▶ **Stated task**: Please report every line from the material that contains the word "historical".

===== Supplied material =====

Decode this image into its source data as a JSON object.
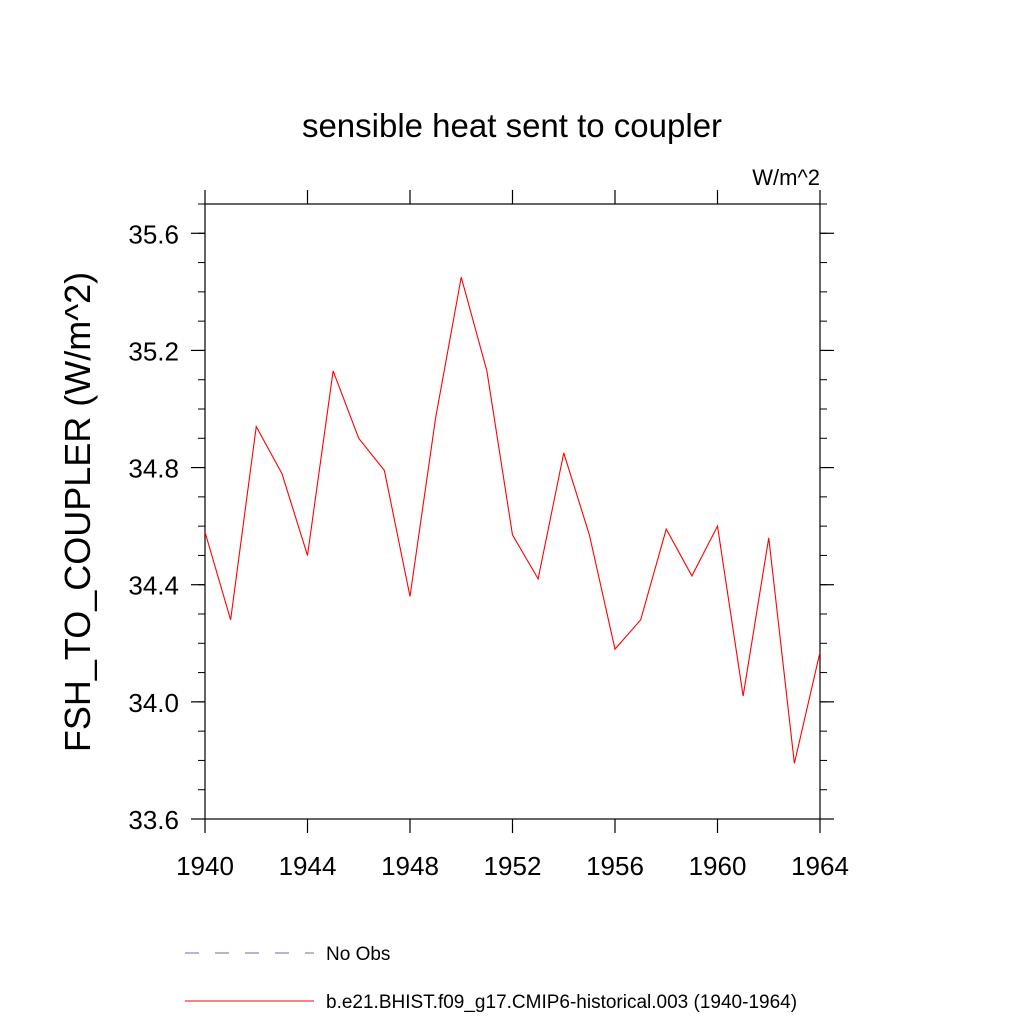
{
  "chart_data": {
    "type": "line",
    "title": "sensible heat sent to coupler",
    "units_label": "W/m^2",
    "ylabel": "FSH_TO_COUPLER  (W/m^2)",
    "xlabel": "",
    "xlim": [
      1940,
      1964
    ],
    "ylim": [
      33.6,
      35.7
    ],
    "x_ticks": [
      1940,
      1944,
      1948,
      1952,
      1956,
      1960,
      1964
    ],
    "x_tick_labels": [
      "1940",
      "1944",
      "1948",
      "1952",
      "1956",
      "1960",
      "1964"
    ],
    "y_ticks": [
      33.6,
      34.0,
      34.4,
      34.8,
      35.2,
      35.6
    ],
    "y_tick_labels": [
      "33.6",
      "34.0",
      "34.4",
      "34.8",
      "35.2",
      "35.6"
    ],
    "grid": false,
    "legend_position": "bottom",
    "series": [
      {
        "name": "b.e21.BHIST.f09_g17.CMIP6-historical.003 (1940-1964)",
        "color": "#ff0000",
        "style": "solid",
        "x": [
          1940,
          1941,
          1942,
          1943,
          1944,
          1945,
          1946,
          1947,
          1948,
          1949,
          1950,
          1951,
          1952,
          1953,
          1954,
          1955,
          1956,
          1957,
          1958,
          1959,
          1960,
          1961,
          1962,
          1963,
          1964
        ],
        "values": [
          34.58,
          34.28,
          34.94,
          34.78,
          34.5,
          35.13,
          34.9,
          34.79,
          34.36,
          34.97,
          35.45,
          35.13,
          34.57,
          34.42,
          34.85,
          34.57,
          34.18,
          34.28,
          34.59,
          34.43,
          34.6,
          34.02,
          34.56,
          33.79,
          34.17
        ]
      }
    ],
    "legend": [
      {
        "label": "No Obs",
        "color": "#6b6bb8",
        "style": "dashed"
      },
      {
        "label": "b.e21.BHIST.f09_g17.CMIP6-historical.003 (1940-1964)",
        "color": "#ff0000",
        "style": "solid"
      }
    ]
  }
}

=====
===== Supplied material =====

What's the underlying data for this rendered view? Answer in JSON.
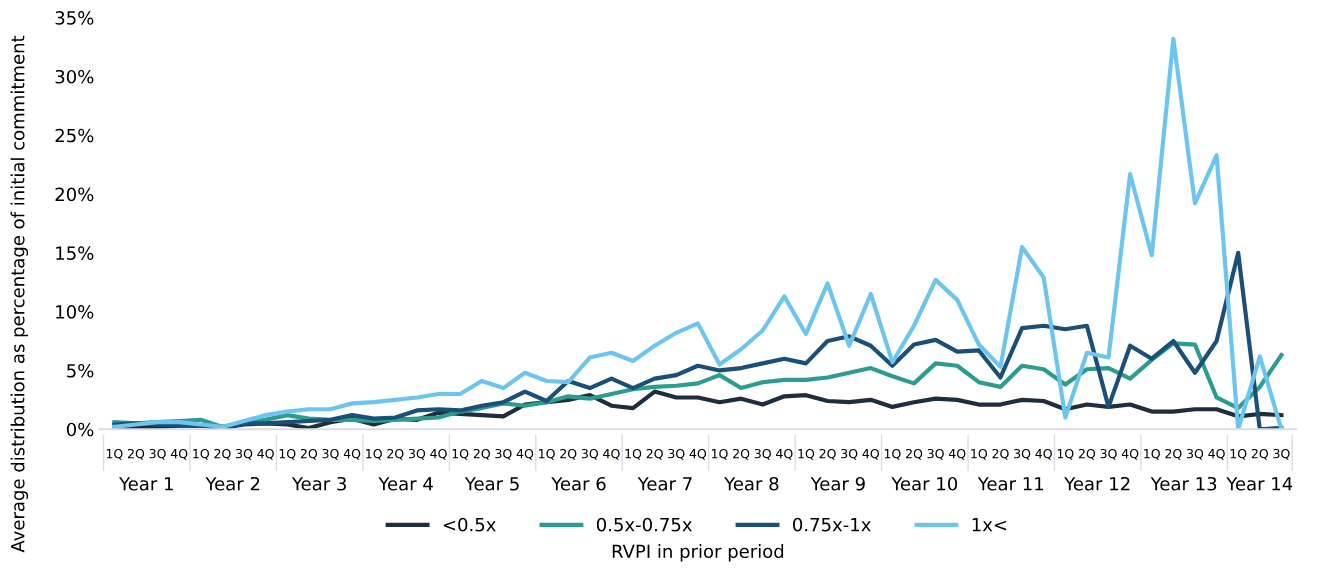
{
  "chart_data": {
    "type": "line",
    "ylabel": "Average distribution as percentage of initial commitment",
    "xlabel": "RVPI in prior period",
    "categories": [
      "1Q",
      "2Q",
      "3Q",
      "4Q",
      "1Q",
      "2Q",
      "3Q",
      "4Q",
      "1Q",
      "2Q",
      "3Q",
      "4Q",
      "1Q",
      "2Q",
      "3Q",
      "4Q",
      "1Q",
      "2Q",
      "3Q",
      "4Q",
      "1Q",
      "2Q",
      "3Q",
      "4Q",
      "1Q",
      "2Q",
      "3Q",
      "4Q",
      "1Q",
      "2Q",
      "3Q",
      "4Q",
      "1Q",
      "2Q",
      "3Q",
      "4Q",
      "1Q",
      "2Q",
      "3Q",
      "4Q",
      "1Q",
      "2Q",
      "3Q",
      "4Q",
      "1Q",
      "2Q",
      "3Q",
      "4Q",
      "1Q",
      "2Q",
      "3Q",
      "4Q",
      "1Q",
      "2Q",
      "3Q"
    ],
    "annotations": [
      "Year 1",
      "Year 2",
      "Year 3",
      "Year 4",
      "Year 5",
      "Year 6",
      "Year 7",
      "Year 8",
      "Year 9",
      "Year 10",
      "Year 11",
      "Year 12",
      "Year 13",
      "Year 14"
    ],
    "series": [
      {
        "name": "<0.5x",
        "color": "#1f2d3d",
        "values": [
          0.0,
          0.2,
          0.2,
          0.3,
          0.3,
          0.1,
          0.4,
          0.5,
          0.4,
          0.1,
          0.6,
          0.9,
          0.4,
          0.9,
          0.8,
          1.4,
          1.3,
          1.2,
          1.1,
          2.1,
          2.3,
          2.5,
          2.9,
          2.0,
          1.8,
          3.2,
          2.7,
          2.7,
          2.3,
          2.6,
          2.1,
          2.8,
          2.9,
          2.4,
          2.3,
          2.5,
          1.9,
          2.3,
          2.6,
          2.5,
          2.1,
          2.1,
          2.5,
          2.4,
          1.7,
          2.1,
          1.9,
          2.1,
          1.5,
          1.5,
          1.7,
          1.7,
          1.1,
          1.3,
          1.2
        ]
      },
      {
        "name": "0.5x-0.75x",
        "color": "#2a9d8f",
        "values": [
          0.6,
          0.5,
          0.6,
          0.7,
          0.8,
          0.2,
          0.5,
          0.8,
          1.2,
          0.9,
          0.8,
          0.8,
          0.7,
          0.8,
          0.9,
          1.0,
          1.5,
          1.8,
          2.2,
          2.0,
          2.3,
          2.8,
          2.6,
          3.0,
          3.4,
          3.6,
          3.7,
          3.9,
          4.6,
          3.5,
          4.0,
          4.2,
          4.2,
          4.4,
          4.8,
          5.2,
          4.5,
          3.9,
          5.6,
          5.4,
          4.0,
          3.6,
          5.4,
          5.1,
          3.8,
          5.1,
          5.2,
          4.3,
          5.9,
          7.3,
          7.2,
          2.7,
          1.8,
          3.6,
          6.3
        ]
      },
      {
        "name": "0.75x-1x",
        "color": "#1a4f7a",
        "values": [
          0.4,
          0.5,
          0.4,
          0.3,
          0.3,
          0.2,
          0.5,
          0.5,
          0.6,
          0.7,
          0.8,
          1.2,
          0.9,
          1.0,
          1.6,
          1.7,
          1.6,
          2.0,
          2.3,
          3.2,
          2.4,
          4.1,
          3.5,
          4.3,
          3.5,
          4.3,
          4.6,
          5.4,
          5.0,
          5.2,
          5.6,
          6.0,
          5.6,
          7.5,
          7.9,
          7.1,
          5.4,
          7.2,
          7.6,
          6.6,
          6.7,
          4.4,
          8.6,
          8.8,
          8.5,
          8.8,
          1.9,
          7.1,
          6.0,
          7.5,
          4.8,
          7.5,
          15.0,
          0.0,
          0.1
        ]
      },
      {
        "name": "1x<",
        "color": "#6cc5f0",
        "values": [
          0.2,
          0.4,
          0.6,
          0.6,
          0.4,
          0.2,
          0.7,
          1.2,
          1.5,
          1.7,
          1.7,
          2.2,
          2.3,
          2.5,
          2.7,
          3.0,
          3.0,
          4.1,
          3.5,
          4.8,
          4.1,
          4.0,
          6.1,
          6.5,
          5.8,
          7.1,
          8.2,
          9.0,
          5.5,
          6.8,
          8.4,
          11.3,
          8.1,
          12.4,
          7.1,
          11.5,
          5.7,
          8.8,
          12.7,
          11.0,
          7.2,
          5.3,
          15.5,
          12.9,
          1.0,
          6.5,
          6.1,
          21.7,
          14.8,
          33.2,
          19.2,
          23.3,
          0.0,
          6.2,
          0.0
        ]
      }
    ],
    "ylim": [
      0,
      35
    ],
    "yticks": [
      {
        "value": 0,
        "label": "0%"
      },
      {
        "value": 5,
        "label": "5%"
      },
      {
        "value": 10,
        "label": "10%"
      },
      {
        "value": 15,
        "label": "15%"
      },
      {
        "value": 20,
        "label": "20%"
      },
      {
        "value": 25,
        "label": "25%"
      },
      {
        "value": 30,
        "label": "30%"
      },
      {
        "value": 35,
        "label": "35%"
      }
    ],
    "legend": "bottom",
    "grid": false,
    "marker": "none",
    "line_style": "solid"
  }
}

=====

▶ **Completed exercise**:
        "name": "b.e21.BHIST.f09_g17.CMIP6-historical.003 (1940-1964)",
        "label": "b.e21.BHIST.f09_g17.CMIP6-historical.003 (1940-1964)",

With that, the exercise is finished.